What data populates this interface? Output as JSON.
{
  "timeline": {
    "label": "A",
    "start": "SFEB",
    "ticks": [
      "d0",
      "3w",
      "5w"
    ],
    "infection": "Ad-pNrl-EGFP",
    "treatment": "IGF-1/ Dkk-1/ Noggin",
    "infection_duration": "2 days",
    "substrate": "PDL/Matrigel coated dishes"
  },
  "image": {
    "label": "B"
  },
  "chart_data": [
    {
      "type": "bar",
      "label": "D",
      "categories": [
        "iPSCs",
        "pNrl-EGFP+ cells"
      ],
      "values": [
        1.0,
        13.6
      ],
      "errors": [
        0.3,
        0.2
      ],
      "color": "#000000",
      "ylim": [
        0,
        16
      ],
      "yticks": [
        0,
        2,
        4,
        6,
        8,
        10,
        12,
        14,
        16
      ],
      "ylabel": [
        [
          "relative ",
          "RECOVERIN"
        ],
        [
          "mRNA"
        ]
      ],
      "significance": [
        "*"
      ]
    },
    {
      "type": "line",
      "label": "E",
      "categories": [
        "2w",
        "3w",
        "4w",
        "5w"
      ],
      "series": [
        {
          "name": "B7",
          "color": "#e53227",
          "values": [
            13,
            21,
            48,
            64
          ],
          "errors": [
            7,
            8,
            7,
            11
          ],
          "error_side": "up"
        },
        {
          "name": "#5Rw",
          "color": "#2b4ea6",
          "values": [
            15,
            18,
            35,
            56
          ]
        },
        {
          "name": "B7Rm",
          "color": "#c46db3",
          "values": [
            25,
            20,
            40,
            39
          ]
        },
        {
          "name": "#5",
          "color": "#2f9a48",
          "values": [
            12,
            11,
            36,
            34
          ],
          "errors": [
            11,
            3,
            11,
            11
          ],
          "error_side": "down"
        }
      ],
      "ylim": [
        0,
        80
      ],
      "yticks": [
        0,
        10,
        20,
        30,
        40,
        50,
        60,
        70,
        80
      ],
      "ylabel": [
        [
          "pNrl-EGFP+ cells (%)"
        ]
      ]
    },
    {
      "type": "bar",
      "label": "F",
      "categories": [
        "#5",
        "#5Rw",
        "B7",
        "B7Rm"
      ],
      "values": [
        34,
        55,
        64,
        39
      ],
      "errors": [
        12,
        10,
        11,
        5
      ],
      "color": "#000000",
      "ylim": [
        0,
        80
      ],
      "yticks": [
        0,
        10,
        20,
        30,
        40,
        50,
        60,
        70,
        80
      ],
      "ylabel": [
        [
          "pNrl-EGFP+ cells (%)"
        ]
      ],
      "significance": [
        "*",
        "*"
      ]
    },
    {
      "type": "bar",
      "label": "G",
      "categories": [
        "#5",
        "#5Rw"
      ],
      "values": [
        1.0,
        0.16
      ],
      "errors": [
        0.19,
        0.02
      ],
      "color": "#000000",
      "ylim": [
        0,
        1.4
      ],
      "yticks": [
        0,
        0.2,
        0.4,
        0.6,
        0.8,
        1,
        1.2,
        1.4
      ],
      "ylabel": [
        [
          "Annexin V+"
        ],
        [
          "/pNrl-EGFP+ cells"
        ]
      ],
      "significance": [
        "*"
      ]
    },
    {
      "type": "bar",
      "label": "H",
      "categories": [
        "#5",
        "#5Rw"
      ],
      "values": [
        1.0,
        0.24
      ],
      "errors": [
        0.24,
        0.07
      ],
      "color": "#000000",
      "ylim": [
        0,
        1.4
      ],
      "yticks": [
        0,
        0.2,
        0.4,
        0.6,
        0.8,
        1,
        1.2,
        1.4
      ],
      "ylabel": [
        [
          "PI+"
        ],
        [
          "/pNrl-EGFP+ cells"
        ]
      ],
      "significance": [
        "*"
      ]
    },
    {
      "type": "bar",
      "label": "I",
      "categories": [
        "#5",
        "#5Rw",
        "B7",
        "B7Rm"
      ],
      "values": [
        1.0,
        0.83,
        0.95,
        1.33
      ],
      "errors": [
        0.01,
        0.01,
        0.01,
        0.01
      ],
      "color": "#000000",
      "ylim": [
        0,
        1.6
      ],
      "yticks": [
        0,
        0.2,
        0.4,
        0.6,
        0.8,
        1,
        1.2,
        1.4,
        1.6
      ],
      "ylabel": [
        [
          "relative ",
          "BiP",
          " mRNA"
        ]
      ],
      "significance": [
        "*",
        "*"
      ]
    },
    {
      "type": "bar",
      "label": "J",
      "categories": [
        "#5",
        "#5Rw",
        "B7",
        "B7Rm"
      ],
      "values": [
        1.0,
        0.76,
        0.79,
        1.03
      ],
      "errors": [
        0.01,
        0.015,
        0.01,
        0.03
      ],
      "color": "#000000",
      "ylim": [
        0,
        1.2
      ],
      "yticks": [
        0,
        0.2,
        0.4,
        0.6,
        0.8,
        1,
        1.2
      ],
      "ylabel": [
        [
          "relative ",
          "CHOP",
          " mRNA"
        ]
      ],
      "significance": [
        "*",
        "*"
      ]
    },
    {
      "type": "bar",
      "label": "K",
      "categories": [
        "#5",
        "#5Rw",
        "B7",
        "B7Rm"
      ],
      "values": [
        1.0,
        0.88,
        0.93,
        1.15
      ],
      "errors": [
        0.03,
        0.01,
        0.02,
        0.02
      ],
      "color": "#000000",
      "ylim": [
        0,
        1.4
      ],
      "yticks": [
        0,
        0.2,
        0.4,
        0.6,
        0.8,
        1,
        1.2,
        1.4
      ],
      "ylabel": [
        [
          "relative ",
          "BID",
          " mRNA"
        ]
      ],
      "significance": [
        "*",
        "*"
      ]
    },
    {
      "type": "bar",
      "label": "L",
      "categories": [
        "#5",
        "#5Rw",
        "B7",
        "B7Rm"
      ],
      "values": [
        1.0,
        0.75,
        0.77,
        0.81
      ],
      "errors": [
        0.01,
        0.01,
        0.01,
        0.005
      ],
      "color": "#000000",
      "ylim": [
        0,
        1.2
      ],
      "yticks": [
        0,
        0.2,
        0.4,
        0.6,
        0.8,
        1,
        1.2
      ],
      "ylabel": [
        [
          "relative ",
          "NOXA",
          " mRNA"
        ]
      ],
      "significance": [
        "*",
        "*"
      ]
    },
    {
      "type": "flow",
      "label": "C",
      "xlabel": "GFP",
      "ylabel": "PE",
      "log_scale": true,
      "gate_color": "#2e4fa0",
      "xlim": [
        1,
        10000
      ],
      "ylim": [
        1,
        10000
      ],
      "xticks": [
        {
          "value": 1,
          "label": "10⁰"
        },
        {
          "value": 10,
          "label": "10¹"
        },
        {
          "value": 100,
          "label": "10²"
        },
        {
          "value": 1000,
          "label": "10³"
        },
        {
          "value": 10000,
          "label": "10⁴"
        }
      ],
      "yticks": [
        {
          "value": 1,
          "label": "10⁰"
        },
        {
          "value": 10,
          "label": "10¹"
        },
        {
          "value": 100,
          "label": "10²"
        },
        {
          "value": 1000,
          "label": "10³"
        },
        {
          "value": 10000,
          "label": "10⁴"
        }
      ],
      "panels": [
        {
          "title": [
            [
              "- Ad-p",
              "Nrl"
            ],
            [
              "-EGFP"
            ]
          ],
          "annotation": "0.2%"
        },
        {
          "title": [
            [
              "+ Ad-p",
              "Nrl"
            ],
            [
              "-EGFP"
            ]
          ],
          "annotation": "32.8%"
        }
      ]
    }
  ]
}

▶ [What this task involves] Line by line, reproduce the data above exactly.

▶ [Written answer]
What data populates this interface? Output as JSON.
{
  "timeline": {
    "label": "A",
    "start": "SFEB",
    "ticks": [
      "d0",
      "3w",
      "5w"
    ],
    "infection": "Ad-pNrl-EGFP",
    "treatment": "IGF-1/ Dkk-1/ Noggin",
    "infection_duration": "2 days",
    "substrate": "PDL/Matrigel coated dishes"
  },
  "image": {
    "label": "B"
  },
  "chart_data": [
    {
      "type": "bar",
      "label": "D",
      "categories": [
        "iPSCs",
        "pNrl-EGFP+ cells"
      ],
      "values": [
        1.0,
        13.6
      ],
      "errors": [
        0.3,
        0.2
      ],
      "color": "#000000",
      "ylim": [
        0,
        16
      ],
      "yticks": [
        0,
        2,
        4,
        6,
        8,
        10,
        12,
        14,
        16
      ],
      "ylabel": [
        [
          "relative ",
          "RECOVERIN"
        ],
        [
          "mRNA"
        ]
      ],
      "significance": [
        "*"
      ]
    },
    {
      "type": "line",
      "label": "E",
      "categories": [
        "2w",
        "3w",
        "4w",
        "5w"
      ],
      "series": [
        {
          "name": "B7",
          "color": "#e53227",
          "values": [
            13,
            21,
            48,
            64
          ],
          "errors": [
            7,
            8,
            7,
            11
          ],
          "error_side": "up"
        },
        {
          "name": "#5Rw",
          "color": "#2b4ea6",
          "values": [
            15,
            18,
            35,
            56
          ]
        },
        {
          "name": "B7Rm",
          "color": "#c46db3",
          "values": [
            25,
            20,
            40,
            39
          ]
        },
        {
          "name": "#5",
          "color": "#2f9a48",
          "values": [
            12,
            11,
            36,
            34
          ],
          "errors": [
            11,
            3,
            11,
            11
          ],
          "error_side": "down"
        }
      ],
      "ylim": [
        0,
        80
      ],
      "yticks": [
        0,
        10,
        20,
        30,
        40,
        50,
        60,
        70,
        80
      ],
      "ylabel": [
        [
          "pNrl-EGFP+ cells (%)"
        ]
      ]
    },
    {
      "type": "bar",
      "label": "F",
      "categories": [
        "#5",
        "#5Rw",
        "B7",
        "B7Rm"
      ],
      "values": [
        34,
        55,
        64,
        39
      ],
      "errors": [
        12,
        10,
        11,
        5
      ],
      "color": "#000000",
      "ylim": [
        0,
        80
      ],
      "yticks": [
        0,
        10,
        20,
        30,
        40,
        50,
        60,
        70,
        80
      ],
      "ylabel": [
        [
          "pNrl-EGFP+ cells (%)"
        ]
      ],
      "significance": [
        "*",
        "*"
      ]
    },
    {
      "type": "bar",
      "label": "G",
      "categories": [
        "#5",
        "#5Rw"
      ],
      "values": [
        1.0,
        0.16
      ],
      "errors": [
        0.19,
        0.02
      ],
      "color": "#000000",
      "ylim": [
        0,
        1.4
      ],
      "yticks": [
        0,
        0.2,
        0.4,
        0.6,
        0.8,
        1,
        1.2,
        1.4
      ],
      "ylabel": [
        [
          "Annexin V+"
        ],
        [
          "/pNrl-EGFP+ cells"
        ]
      ],
      "significance": [
        "*"
      ]
    },
    {
      "type": "bar",
      "label": "H",
      "categories": [
        "#5",
        "#5Rw"
      ],
      "values": [
        1.0,
        0.24
      ],
      "errors": [
        0.24,
        0.07
      ],
      "color": "#000000",
      "ylim": [
        0,
        1.4
      ],
      "yticks": [
        0,
        0.2,
        0.4,
        0.6,
        0.8,
        1,
        1.2,
        1.4
      ],
      "ylabel": [
        [
          "PI+"
        ],
        [
          "/pNrl-EGFP+ cells"
        ]
      ],
      "significance": [
        "*"
      ]
    },
    {
      "type": "bar",
      "label": "I",
      "categories": [
        "#5",
        "#5Rw",
        "B7",
        "B7Rm"
      ],
      "values": [
        1.0,
        0.83,
        0.95,
        1.33
      ],
      "errors": [
        0.01,
        0.01,
        0.01,
        0.01
      ],
      "color": "#000000",
      "ylim": [
        0,
        1.6
      ],
      "yticks": [
        0,
        0.2,
        0.4,
        0.6,
        0.8,
        1,
        1.2,
        1.4,
        1.6
      ],
      "ylabel": [
        [
          "relative ",
          "BiP",
          " mRNA"
        ]
      ],
      "significance": [
        "*",
        "*"
      ]
    },
    {
      "type": "bar",
      "label": "J",
      "categories": [
        "#5",
        "#5Rw",
        "B7",
        "B7Rm"
      ],
      "values": [
        1.0,
        0.76,
        0.79,
        1.03
      ],
      "errors": [
        0.01,
        0.015,
        0.01,
        0.03
      ],
      "color": "#000000",
      "ylim": [
        0,
        1.2
      ],
      "yticks": [
        0,
        0.2,
        0.4,
        0.6,
        0.8,
        1,
        1.2
      ],
      "ylabel": [
        [
          "relative ",
          "CHOP",
          " mRNA"
        ]
      ],
      "significance": [
        "*",
        "*"
      ]
    },
    {
      "type": "bar",
      "label": "K",
      "categories": [
        "#5",
        "#5Rw",
        "B7",
        "B7Rm"
      ],
      "values": [
        1.0,
        0.88,
        0.93,
        1.15
      ],
      "errors": [
        0.03,
        0.01,
        0.02,
        0.02
      ],
      "color": "#000000",
      "ylim": [
        0,
        1.4
      ],
      "yticks": [
        0,
        0.2,
        0.4,
        0.6,
        0.8,
        1,
        1.2,
        1.4
      ],
      "ylabel": [
        [
          "relative ",
          "BID",
          " mRNA"
        ]
      ],
      "significance": [
        "*",
        "*"
      ]
    },
    {
      "type": "bar",
      "label": "L",
      "categories": [
        "#5",
        "#5Rw",
        "B7",
        "B7Rm"
      ],
      "values": [
        1.0,
        0.75,
        0.77,
        0.81
      ],
      "errors": [
        0.01,
        0.01,
        0.01,
        0.005
      ],
      "color": "#000000",
      "ylim": [
        0,
        1.2
      ],
      "yticks": [
        0,
        0.2,
        0.4,
        0.6,
        0.8,
        1,
        1.2
      ],
      "ylabel": [
        [
          "relative ",
          "NOXA",
          " mRNA"
        ]
      ],
      "significance": [
        "*",
        "*"
      ]
    },
    {
      "type": "flow",
      "label": "C",
      "xlabel": "GFP",
      "ylabel": "PE",
      "log_scale": true,
      "gate_color": "#2e4fa0",
      "xlim": [
        1,
        10000
      ],
      "ylim": [
        1,
        10000
      ],
      "xticks": [
        {
          "value": 1,
          "label": "10⁰"
        },
        {
          "value": 10,
          "label": "10¹"
        },
        {
          "value": 100,
          "label": "10²"
        },
        {
          "value": 1000,
          "label": "10³"
        },
        {
          "value": 10000,
          "label": "10⁴"
        }
      ],
      "yticks": [
        {
          "value": 1,
          "label": "10⁰"
        },
        {
          "value": 10,
          "label": "10¹"
        },
        {
          "value": 100,
          "label": "10²"
        },
        {
          "value": 1000,
          "label": "10³"
        },
        {
          "value": 10000,
          "label": "10⁴"
        }
      ],
      "panels": [
        {
          "title": [
            [
              "- Ad-p",
              "Nrl"
            ],
            [
              "-EGFP"
            ]
          ],
          "annotation": "0.2%"
        },
        {
          "title": [
            [
              "+ Ad-p",
              "Nrl"
            ],
            [
              "-EGFP"
            ]
          ],
          "annotation": "32.8%"
        }
      ]
    }
  ]
}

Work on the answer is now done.